WRITTEN TASK >> Please determine how many lines of the material include the word "بالأبواء", and respond with nothing but that number.

____

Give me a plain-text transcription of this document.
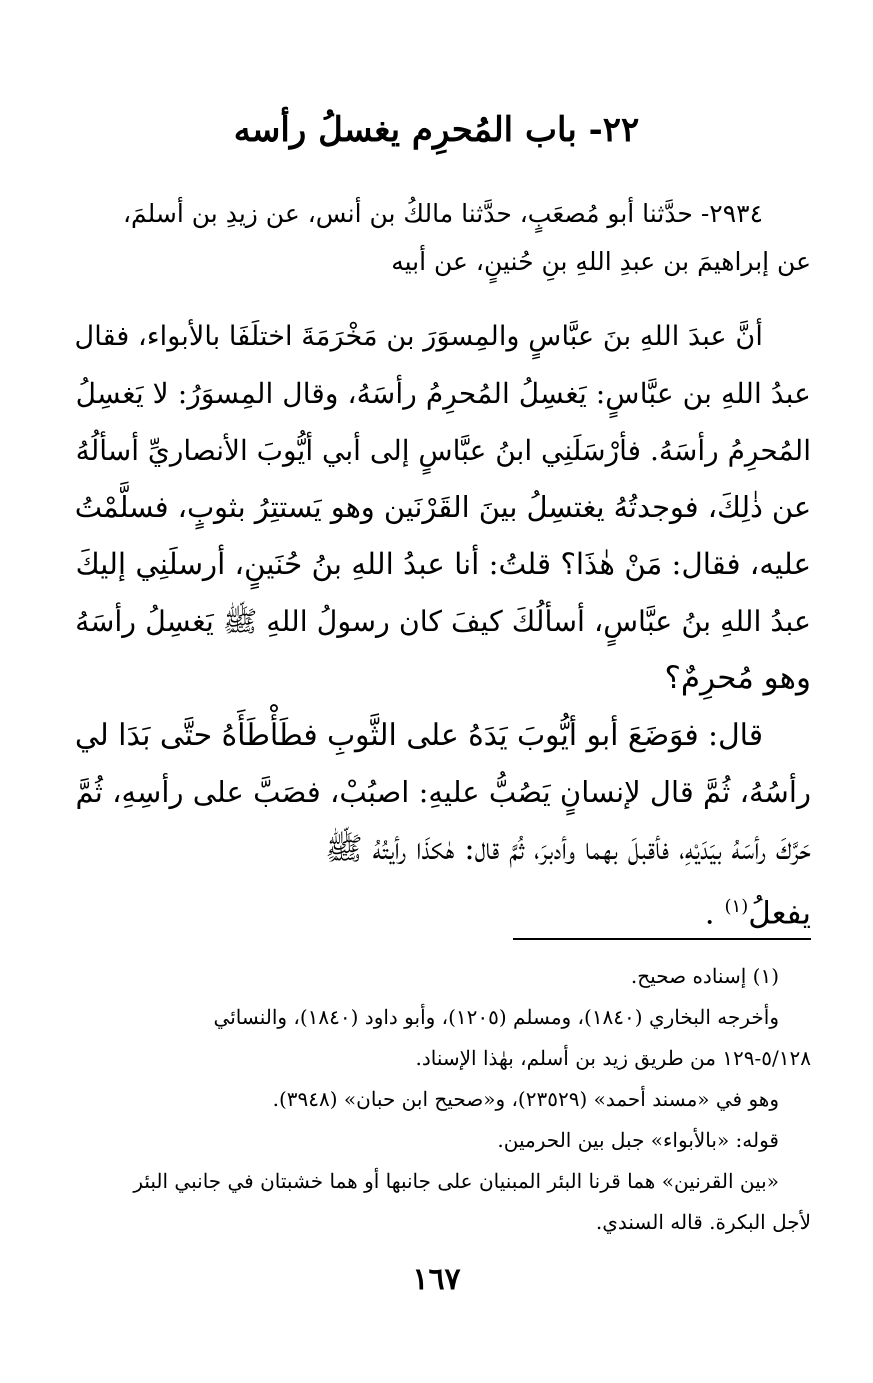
٢٢- باب المُحرِم يغسلُ رأسه
٢٩٣٤- حدَّثنا أبو مُصعَبٍ، حدَّثنا مالكُ بن أنس، عن زيدِ بن أسلمَ،
عن إبراهيمَ بن عبدِ اللهِ بنِ حُنينٍ، عن أبيه
أنَّ عبدَ اللهِ بنَ عبَّاسٍ والمِسوَرَ بن مَخْرَمَةَ اختلَفَا بالأبواء، فقال
عبدُ اللهِ بن عبَّاسٍ: يَغسِلُ المُحرِمُ رأسَهُ، وقال المِسوَرُ: لا يَغسِلُ
المُحرِمُ رأسَهُ. فأرْسَلَنِي ابنُ عبَّاسٍ إلى أبي أيُّوبَ الأنصاريِّ أسألُهُ
عن ذٰلِكَ، فوجدتُهُ يغتسِلُ بينَ القَرْنَين وهو يَستتِرُ بثوبٍ، فسلَّمْتُ
عليه، فقال: مَنْ هٰذَا؟ قلتُ: أنا عبدُ اللهِ بنُ حُنَينٍ، أرسلَنِي إليكَ
عبدُ اللهِ بنُ عبَّاسٍ، أسألُكَ كيفَ كان رسولُ اللهِ ﷺ يَغسِلُ رأسَهُ
وهو مُحرِمٌ؟
قال: فوَضَعَ أبو أيُّوبَ يَدَهُ على الثَّوبِ فطَأْطَأَهُ حتَّى بَدَا لي
رأسُهُ، ثُمَّ قال لإنسانٍ يَصُبُّ عليهِ: اصبُبْ، فصَبَّ على رأسِهِ، ثُمَّ
حَرَّكَ رأسَهُ بيَدَيْهِ، فأقبلَ بهما وأدبرَ، ثُمَّ قال: هٰكذَا رأيتُهُ ﷺ
يفعلُ$^{(١)}$ .
(١) إسناده صحيح.
وأخرجه البخاري (١٨٤٠)، ومسلم (١٢٠٥)، وأبو داود (١٨٤٠)، والنسائي
٥/١٢٨-١٢٩ من طريق زيد بن أسلم، بهٰذا الإسناد.
وهو في «مسند أحمد» (٢٣٥٢٩)، و«صحيح ابن حبان» (٣٩٤٨).
قوله: «بالأبواء» جبل بين الحرمين.
«بين القرنين» هما قرنا البئر المبنيان على جانبها أو هما خشبتان في جانبي البئر
لأجل البكرة. قاله السندي.
١٦٧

____

PROBLEM SOLUTION >> 2